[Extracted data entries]
########
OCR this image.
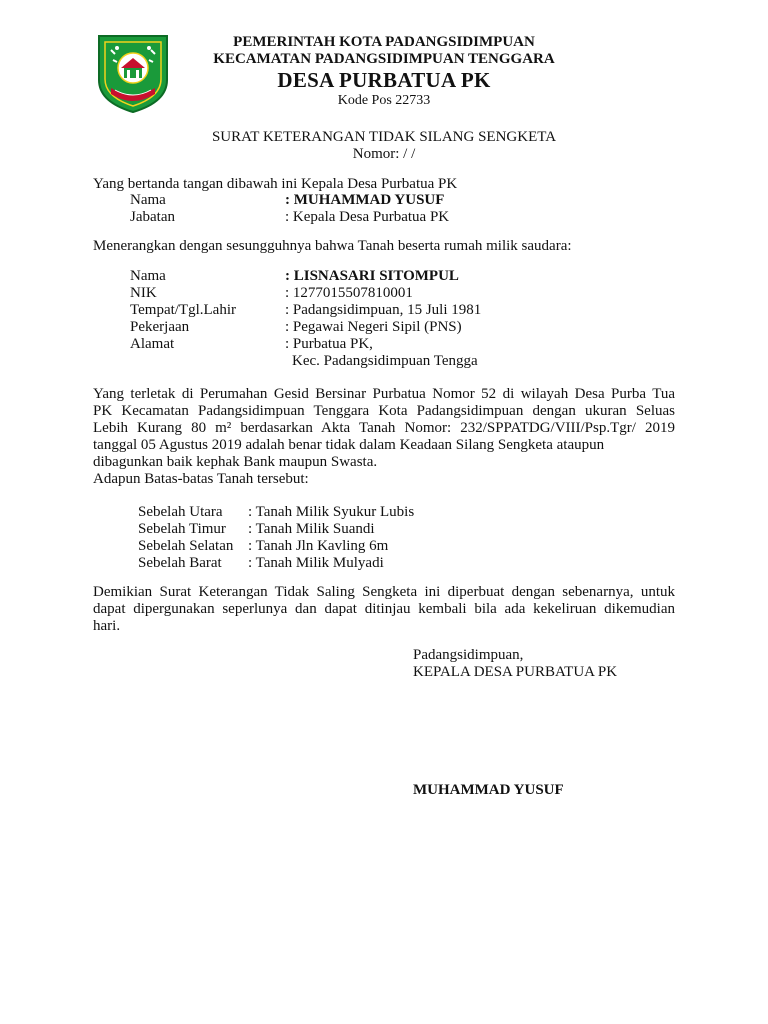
PEMERINTAH KOTA PADANGSIDIMPUAN
KECAMATAN PADANGSIDIMPUAN TENGGARA
DESA PURBATUA PK
Kode Pos 22733
SURAT KETERANGAN TIDAK SILANG SENGKETA
Nomor: / /
Yang bertanda tangan dibawah ini Kepala Desa Purbatua PK
Nama	: MUHAMMAD YUSUF
Jabatan	: Kepala Desa Purbatua PK
Menerangkan dengan sesungguhnya bahwa Tanah beserta rumah milik saudara:
Nama	: LISNASARI SITOMPUL
NIK	: 1277015507810001
Tempat/Tgl.Lahir	: Padangsidimpuan, 15 Juli 1981
Pekerjaan	: Pegawai Negeri Sipil (PNS)
Alamat	: Purbatua PK,
Kec. Padangsidimpuan Tengga
Yang terletak di Perumahan Gesid Bersinar Purbatua Nomor 52 di wilayah Desa Purba Tua
PK Kecamatan Padangsidimpuan Tenggara Kota Padangsidimpuan dengan ukuran Seluas
Lebih Kurang 80 m² berdasarkan Akta Tanah Nomor: 232/SPPATDG/VIII/Psp.Tgr/ 2019
tanggal 05 Agustus 2019 adalah benar tidak dalam Keadaan Silang Sengketa ataupun
dibagunkan baik kephak Bank maupun Swasta.
Adapun Batas-batas Tanah tersebut:
Sebelah Utara : Tanah Milik Syukur Lubis
Sebelah Timur : Tanah Milik Suandi
Sebelah Selatan : Tanah Jln Kavling 6m
Sebelah Barat : Tanah Milik Mulyadi
Demikian Surat Keterangan Tidak Saling Sengketa ini diperbuat dengan sebenarnya, untuk
dapat dipergunakan seperlunya dan dapat ditinjau kembali bila ada kekeliruan dikemudian
hari.
Padangsidimpuan,
KEPALA DESA PURBATUA PK
MUHAMMAD YUSUF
########
Work to be completed:
With the pictures left out, transcribe the material exactly.

Right answer:
OCR this image.
PEMERINTAH KOTA PADANGSIDIMPUAN
KECAMATAN PADANGSIDIMPUAN TENGGARA
DESA PURBATUA PK
Kode Pos 22733
SURAT KETERANGAN TIDAK SILANG SENGKETA
Nomor: / /
Yang bertanda tangan dibawah ini Kepala Desa Purbatua PK
Nama	: MUHAMMAD YUSUF
Jabatan	: Kepala Desa Purbatua PK
Menerangkan dengan sesungguhnya bahwa Tanah beserta rumah milik saudara:
Nama	: LISNASARI SITOMPUL
NIK	: 1277015507810001
Tempat/Tgl.Lahir	: Padangsidimpuan, 15 Juli 1981
Pekerjaan	: Pegawai Negeri Sipil (PNS)
Alamat	: Purbatua PK,
Kec. Padangsidimpuan Tengga
Yang terletak di Perumahan Gesid Bersinar Purbatua Nomor 52 di wilayah Desa Purba Tua
PK Kecamatan Padangsidimpuan Tenggara Kota Padangsidimpuan dengan ukuran Seluas
Lebih Kurang 80 m² berdasarkan Akta Tanah Nomor: 232/SPPATDG/VIII/Psp.Tgr/ 2019
tanggal 05 Agustus 2019 adalah benar tidak dalam Keadaan Silang Sengketa ataupun
dibagunkan baik kephak Bank maupun Swasta.
Adapun Batas-batas Tanah tersebut:
Sebelah Utara : Tanah Milik Syukur Lubis
Sebelah Timur : Tanah Milik Suandi
Sebelah Selatan : Tanah Jln Kavling 6m
Sebelah Barat : Tanah Milik Mulyadi
Demikian Surat Keterangan Tidak Saling Sengketa ini diperbuat dengan sebenarnya, untuk
dapat dipergunakan seperlunya dan dapat ditinjau kembali bila ada kekeliruan dikemudian
hari.
Padangsidimpuan,
KEPALA DESA PURBATUA PK
MUHAMMAD YUSUF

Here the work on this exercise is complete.